(begin)

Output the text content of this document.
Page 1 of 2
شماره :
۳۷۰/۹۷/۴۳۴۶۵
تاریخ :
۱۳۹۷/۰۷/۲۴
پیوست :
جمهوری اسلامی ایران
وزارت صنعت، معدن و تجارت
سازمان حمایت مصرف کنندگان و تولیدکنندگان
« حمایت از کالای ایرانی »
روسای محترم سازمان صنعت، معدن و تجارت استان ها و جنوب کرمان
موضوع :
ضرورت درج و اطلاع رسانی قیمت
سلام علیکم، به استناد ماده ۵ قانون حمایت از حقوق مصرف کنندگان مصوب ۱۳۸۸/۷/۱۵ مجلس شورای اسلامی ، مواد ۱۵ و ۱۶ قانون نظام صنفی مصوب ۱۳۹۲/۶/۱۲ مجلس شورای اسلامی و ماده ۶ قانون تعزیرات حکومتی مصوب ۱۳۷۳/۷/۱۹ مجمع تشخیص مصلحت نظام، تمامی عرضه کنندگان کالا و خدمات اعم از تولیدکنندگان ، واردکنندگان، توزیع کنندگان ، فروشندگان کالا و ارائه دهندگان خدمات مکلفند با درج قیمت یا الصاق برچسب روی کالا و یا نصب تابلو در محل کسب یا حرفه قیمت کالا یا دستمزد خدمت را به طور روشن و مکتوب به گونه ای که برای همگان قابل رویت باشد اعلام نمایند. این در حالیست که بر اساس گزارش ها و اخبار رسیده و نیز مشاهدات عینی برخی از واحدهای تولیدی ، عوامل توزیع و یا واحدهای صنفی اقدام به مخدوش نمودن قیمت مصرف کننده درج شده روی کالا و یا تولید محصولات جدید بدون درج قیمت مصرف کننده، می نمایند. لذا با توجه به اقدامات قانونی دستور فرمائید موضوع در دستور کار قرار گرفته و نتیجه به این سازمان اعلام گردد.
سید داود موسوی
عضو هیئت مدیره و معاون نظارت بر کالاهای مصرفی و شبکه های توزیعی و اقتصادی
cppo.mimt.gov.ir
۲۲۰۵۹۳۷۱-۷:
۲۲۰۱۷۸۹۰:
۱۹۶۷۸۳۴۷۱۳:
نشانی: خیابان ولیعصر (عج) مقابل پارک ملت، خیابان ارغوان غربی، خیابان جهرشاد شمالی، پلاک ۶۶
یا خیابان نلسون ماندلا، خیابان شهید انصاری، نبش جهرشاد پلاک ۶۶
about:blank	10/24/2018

(end)

Given instruction: Please set down the whole listing above without altering a single line.

Solution for this problem:
Output the text content of this document.
Page 1 of 2
شماره :
۳۷۰/۹۷/۴۳۴۶۵
تاریخ :
۱۳۹۷/۰۷/۲۴
پیوست :
جمهوری اسلامی ایران
وزارت صنعت، معدن و تجارت
سازمان حمایت مصرف کنندگان و تولیدکنندگان
« حمایت از کالای ایرانی »
روسای محترم سازمان صنعت، معدن و تجارت استان ها و جنوب کرمان
موضوع :
ضرورت درج و اطلاع رسانی قیمت
سلام علیکم، به استناد ماده ۵ قانون حمایت از حقوق مصرف کنندگان مصوب ۱۳۸۸/۷/۱۵ مجلس شورای اسلامی ، مواد ۱۵ و ۱۶ قانون نظام صنفی مصوب ۱۳۹۲/۶/۱۲ مجلس شورای اسلامی و ماده ۶ قانون تعزیرات حکومتی مصوب ۱۳۷۳/۷/۱۹ مجمع تشخیص مصلحت نظام، تمامی عرضه کنندگان کالا و خدمات اعم از تولیدکنندگان ، واردکنندگان، توزیع کنندگان ، فروشندگان کالا و ارائه دهندگان خدمات مکلفند با درج قیمت یا الصاق برچسب روی کالا و یا نصب تابلو در محل کسب یا حرفه قیمت کالا یا دستمزد خدمت را به طور روشن و مکتوب به گونه ای که برای همگان قابل رویت باشد اعلام نمایند. این در حالیست که بر اساس گزارش ها و اخبار رسیده و نیز مشاهدات عینی برخی از واحدهای تولیدی ، عوامل توزیع و یا واحدهای صنفی اقدام به مخدوش نمودن قیمت مصرف کننده درج شده روی کالا و یا تولید محصولات جدید بدون درج قیمت مصرف کننده، می نمایند. لذا با توجه به اقدامات قانونی دستور فرمائید موضوع در دستور کار قرار گرفته و نتیجه به این سازمان اعلام گردد.
سید داود موسوی
عضو هیئت مدیره و معاون نظارت بر کالاهای مصرفی و شبکه های توزیعی و اقتصادی
cppo.mimt.gov.ir
۲۲۰۵۹۳۷۱-۷:
۲۲۰۱۷۸۹۰:
۱۹۶۷۸۳۴۷۱۳:
نشانی: خیابان ولیعصر (عج) مقابل پارک ملت، خیابان ارغوان غربی، خیابان جهرشاد شمالی، پلاک ۶۶
یا خیابان نلسون ماندلا، خیابان شهید انصاری، نبش جهرشاد پلاک ۶۶
about:blank	10/24/2018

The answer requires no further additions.